Page:

>>>

Friday, July 15, 2016

Books: A Tree Grows in Brooklyn

The 2016 Summer Reading Classic Film Book Challenge is an event in which the goal is to read and write about a variety of books related to classic film, hosted by Out of the Past. For a complete list of the rules, visit the website.

A Tree Grows in Brooklyn is one of the quintessential New York books. I like it for the way it captures, in great detail, city life in the early 20th century. Betty Smith brings you not just the general sights and sounds, but the way people talked, the kinds of food they ate and how they ate it, how different ethnicities coexisted, and so much more. If it were merely an archive of urban life during a critical growth period in American history, it would still be valuable - but of course, it's much more than that.


I had read Tree before, but I was still amazed at the frankness Smith brings to the story of young Francie Nolan. Long before Judy Blume, Smith writes from a child's-eye view about things like sex, menstruation, inter-gender dynamics, and even rape. Francie yearns to understand the world and her place in it, and even if she's not as outgoing or sociable as her peers, or even her brother Neeley, one gets the feeling she'll be all right anyway.

<<<

Dataset excerpts:
>>>

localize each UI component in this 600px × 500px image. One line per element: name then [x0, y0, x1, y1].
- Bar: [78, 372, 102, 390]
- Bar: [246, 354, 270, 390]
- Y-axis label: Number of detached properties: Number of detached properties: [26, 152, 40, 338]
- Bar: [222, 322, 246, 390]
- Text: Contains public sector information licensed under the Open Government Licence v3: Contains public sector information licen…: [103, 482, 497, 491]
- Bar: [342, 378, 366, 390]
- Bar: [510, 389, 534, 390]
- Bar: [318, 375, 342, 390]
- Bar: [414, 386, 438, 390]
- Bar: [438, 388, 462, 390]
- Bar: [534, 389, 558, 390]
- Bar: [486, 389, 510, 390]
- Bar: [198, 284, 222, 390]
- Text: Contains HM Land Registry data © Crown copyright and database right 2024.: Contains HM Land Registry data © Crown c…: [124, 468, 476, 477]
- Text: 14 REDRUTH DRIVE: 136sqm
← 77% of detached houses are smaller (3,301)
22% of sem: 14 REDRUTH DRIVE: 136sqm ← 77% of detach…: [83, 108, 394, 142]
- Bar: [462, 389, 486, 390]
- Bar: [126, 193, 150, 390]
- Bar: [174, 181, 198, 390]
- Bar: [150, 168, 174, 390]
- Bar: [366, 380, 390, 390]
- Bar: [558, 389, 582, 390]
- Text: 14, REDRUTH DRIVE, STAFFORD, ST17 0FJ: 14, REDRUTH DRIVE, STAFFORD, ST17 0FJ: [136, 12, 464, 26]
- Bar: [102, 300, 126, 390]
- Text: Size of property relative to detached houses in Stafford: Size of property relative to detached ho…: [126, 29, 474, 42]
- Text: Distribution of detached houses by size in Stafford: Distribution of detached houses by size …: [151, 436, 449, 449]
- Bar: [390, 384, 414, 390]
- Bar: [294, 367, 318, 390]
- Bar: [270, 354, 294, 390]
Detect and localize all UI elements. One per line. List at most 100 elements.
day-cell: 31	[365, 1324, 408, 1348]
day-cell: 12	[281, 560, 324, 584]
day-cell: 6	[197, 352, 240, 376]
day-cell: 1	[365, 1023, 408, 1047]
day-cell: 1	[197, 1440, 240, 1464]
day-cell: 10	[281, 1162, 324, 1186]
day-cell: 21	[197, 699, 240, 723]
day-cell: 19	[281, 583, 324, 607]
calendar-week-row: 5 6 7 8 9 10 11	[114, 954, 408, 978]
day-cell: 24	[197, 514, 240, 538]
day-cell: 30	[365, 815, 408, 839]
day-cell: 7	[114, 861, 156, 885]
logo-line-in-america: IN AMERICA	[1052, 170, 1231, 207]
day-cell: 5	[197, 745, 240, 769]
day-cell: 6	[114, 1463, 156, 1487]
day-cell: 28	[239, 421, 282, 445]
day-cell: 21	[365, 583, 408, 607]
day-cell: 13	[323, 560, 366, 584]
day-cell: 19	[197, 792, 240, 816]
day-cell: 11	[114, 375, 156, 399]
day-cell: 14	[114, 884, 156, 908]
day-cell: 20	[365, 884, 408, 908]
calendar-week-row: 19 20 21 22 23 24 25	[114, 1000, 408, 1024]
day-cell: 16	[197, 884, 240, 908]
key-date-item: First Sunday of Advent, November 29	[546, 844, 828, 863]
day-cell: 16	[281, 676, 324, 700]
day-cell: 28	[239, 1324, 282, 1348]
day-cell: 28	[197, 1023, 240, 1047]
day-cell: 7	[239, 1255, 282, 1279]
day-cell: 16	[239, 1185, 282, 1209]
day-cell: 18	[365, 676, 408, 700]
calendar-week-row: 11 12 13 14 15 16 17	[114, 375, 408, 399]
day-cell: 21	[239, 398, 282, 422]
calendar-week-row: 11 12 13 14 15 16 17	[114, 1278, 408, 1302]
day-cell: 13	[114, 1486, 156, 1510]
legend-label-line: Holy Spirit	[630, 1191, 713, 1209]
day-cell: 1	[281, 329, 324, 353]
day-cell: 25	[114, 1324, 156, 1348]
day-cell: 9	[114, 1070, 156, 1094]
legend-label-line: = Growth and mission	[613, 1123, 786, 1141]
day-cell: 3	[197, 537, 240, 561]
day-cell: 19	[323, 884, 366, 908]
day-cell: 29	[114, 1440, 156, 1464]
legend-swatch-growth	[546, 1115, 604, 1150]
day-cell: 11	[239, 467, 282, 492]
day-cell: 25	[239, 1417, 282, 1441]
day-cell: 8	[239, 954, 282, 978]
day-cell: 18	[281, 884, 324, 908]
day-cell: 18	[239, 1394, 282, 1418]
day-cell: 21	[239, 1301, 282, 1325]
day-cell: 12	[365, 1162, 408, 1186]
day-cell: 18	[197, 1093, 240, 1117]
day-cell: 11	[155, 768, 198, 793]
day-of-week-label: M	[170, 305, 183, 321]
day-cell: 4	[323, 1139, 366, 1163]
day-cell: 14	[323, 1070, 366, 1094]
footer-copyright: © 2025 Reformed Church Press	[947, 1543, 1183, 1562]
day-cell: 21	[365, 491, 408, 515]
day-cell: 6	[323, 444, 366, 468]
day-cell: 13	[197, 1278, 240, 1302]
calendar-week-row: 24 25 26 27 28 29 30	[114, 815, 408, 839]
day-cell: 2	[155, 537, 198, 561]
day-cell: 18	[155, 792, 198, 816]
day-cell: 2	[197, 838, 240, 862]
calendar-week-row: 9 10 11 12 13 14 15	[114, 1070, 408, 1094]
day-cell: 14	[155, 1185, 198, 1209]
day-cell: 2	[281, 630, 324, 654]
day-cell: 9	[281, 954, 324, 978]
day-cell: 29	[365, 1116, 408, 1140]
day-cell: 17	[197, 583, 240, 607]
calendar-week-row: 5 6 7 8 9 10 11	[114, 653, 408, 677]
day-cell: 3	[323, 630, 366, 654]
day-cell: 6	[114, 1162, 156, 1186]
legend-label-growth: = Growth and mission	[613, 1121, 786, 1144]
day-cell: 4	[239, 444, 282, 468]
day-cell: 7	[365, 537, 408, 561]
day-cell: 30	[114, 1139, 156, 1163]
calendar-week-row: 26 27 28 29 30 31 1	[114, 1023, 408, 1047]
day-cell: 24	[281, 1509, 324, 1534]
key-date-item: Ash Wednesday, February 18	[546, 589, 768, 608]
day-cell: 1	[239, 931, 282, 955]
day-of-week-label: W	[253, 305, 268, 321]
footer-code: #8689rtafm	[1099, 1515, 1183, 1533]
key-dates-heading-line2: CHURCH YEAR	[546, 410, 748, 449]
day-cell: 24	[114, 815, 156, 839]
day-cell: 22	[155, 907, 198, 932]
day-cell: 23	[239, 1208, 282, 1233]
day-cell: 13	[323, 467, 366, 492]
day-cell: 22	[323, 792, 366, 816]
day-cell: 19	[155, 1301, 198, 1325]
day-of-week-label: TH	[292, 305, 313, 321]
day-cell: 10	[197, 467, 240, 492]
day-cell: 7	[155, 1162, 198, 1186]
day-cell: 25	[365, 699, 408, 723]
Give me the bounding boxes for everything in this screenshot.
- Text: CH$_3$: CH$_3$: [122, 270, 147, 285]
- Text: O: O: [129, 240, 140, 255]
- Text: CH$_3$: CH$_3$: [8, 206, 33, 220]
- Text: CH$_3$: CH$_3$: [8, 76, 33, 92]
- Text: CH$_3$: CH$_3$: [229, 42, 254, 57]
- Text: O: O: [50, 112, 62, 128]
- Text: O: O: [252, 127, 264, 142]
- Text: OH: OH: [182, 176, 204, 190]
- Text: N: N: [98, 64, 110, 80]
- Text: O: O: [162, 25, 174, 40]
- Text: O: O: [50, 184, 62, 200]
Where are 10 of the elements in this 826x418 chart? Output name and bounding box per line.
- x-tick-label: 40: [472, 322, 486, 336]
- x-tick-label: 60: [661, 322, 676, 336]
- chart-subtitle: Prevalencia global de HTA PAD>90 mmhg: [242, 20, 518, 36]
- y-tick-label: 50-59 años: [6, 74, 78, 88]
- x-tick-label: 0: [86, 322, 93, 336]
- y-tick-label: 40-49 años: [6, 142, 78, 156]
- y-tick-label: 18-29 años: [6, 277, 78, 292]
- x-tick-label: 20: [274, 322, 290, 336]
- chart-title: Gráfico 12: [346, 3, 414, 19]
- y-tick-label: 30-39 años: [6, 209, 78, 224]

<<<

Instructions for the task:
From the review of A Tree Grows in Brooklyn, print the passage starting at "Books: A Tree" and ending at "more than that.".

Exercise solution:
Books: A Tree Grows in Brooklyn

The 2016 Summer Reading Classic Film Book Challenge is an event in which the goal is to read and write about a variety of books related to classic film, hosted by Out of the Past. For a complete list of the rules, visit the website.

A Tree Grows in Brooklyn is one of the quintessential New York books. I like it for the way it captures, in great detail, city life in the early 20th century. Betty Smith brings you not just the general sights and sounds, but the way people talked, the kinds of food they ate and how they ate it, how different ethnicities coexisted, and so much more. If it were merely an archive of urban life during a critical growth period in American history, it would still be valuable - but of course, it's much more than that.